**Task details**
Wherever the string "Anybody" occurs in a line of these records, report that line.

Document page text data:

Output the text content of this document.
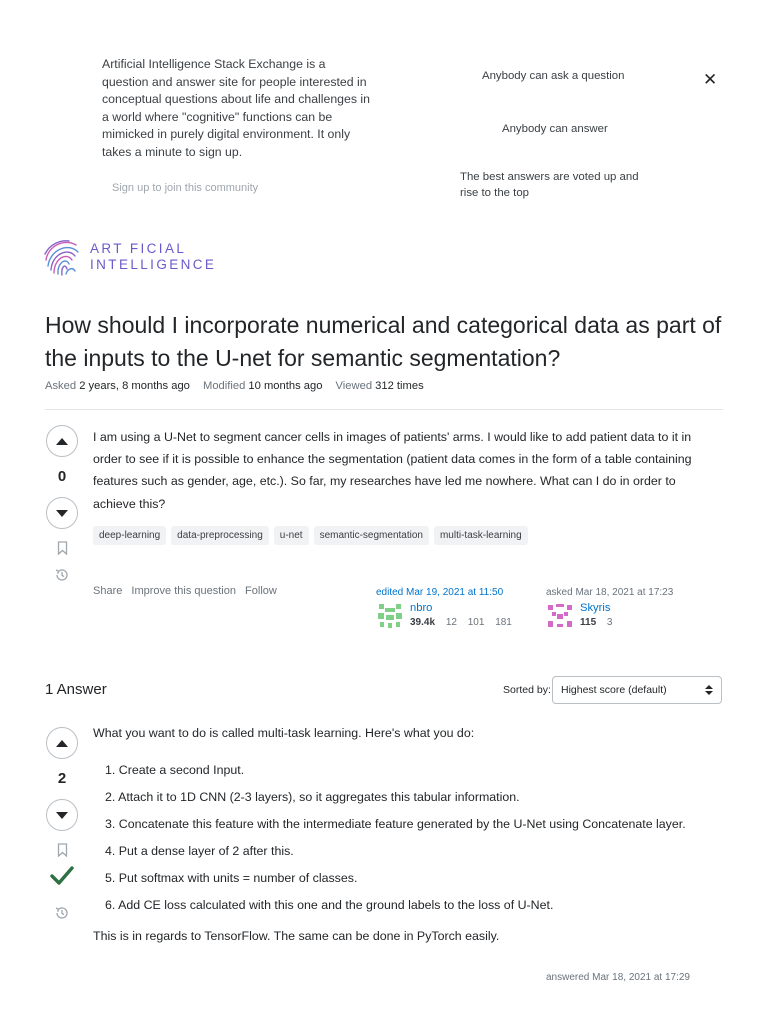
Artificial Intelligence Stack Exchange is a question and answer site for people interested in conceptual questions about life and challenges in a world where "cognitive" functions can be mimicked in purely digital environment. It only takes a minute to sign up.
Sign up to join this community
Anybody can ask a question
Anybody can answer
The best answers are voted up and rise to the top
✕
ART FICIAL
INTELLIGENCE
How should I incorporate numerical and categorical data as part of the inputs to the U-net for semantic segmentation?
Asked 2 years, 8 months ago Modified 10 months ago Viewed 312 times
0
I am using a U-Net to segment cancer cells in images of patients' arms. I would like to add patient data to it in order to see if it is possible to enhance the segmentation (patient data comes in the form of a table containing features such as gender, age, etc.). So far, my researches have led me nowhere. What can I do in order to achieve this?
deep-learning	data-preprocessing	u-net	semantic-segmentation	multi-task-learning
Share Improve this question Follow	edited Mar 19, 2021 at 11:50
nbro
39.4k 12 101 181
asked Mar 18, 2021 at 17:23
Skyris
115 3
1 Answer	Sorted by: Highest score (default)
2
What you want to do is called multi-task learning. Here's what you do:
1. Create a second Input.
2. Attach it to 1D CNN (2-3 layers), so it aggregates this tabular information.
3. Concatenate this feature with the intermediate feature generated by the U-Net using Concatenate layer.
4. Put a dense layer of 2 after this.
5. Put softmax with units = number of classes.
6. Add CE loss calculated with this one and the ground labels to the loss of U-Net.
This is in regards to TensorFlow. The same can be done in PyTorch easily.
answered Mar 18, 2021 at 17:29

**Solved problem**
Anybody can ask a question
Anybody can answer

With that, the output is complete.